# Objective
Present every line in which the string "label" appears.

════

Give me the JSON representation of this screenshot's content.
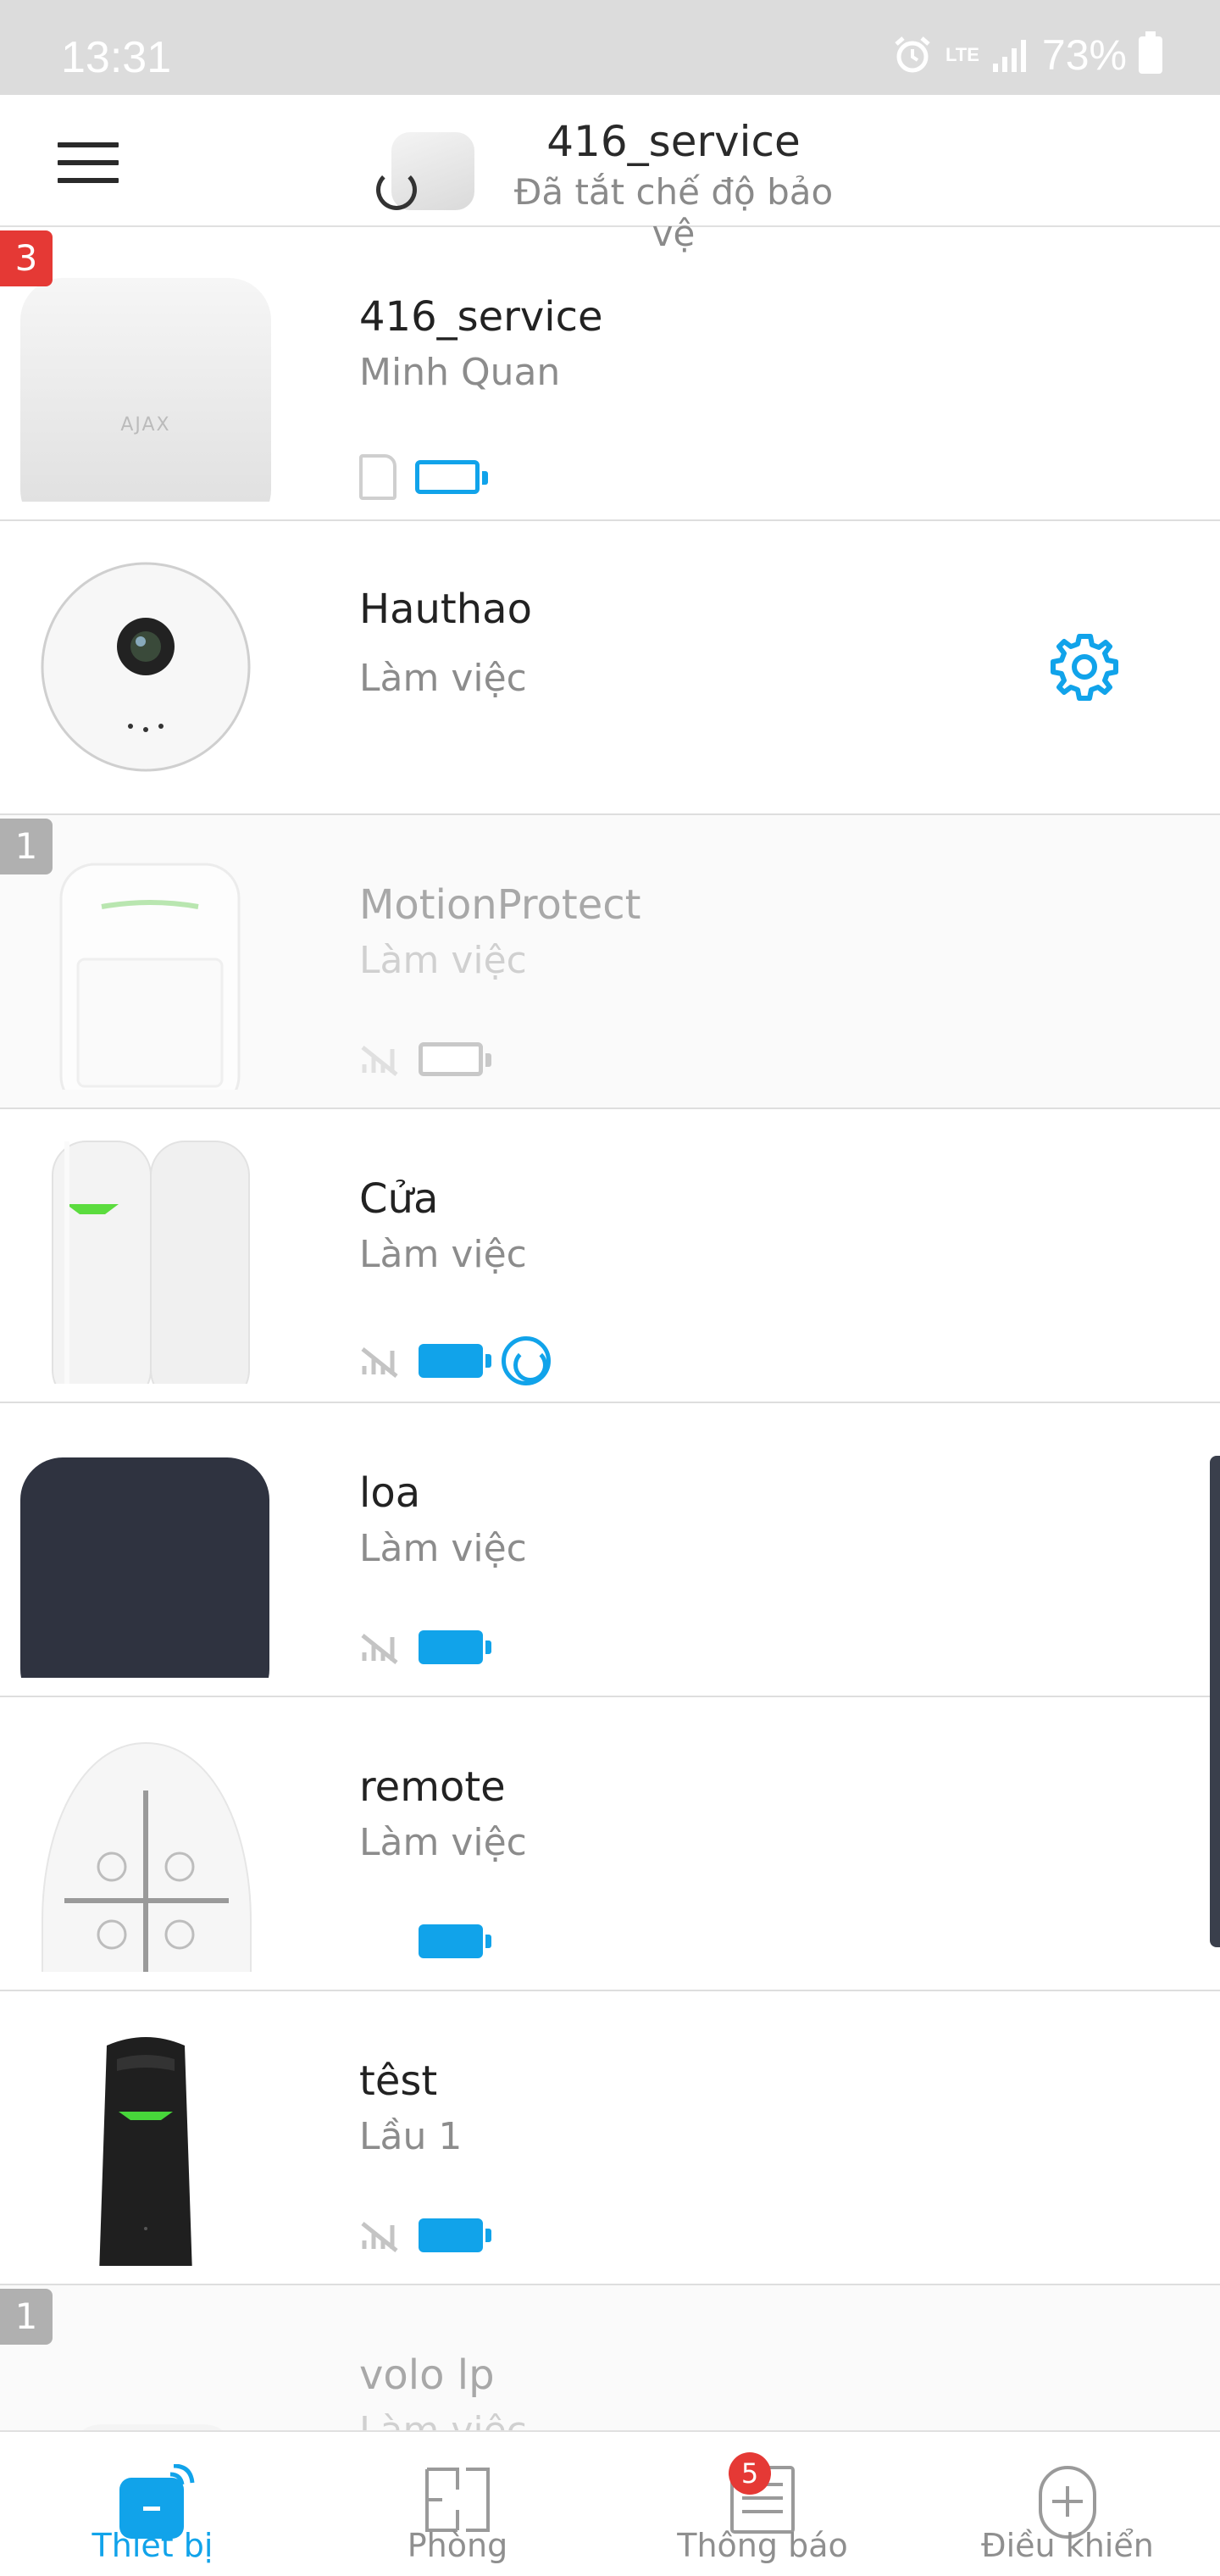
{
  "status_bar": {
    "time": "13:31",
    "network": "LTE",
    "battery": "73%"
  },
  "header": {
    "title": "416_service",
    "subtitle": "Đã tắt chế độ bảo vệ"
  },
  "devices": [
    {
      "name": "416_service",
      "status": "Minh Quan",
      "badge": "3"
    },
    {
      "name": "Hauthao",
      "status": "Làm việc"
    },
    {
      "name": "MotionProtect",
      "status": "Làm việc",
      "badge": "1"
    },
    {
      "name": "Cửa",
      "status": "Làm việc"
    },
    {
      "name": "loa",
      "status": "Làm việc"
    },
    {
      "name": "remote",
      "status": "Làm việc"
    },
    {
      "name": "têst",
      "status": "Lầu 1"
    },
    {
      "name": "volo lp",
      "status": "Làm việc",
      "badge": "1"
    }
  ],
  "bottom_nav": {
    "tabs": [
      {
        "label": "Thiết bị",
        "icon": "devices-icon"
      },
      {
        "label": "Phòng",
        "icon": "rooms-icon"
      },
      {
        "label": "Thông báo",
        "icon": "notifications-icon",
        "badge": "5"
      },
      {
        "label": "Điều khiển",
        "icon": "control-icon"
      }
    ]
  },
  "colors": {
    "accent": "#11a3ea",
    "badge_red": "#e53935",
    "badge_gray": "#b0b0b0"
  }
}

════

# Solved problem
        "label": "Thiết bị",
        "label": "Phòng",
        "label": "Thông báo",
        "label": "Điều khiển",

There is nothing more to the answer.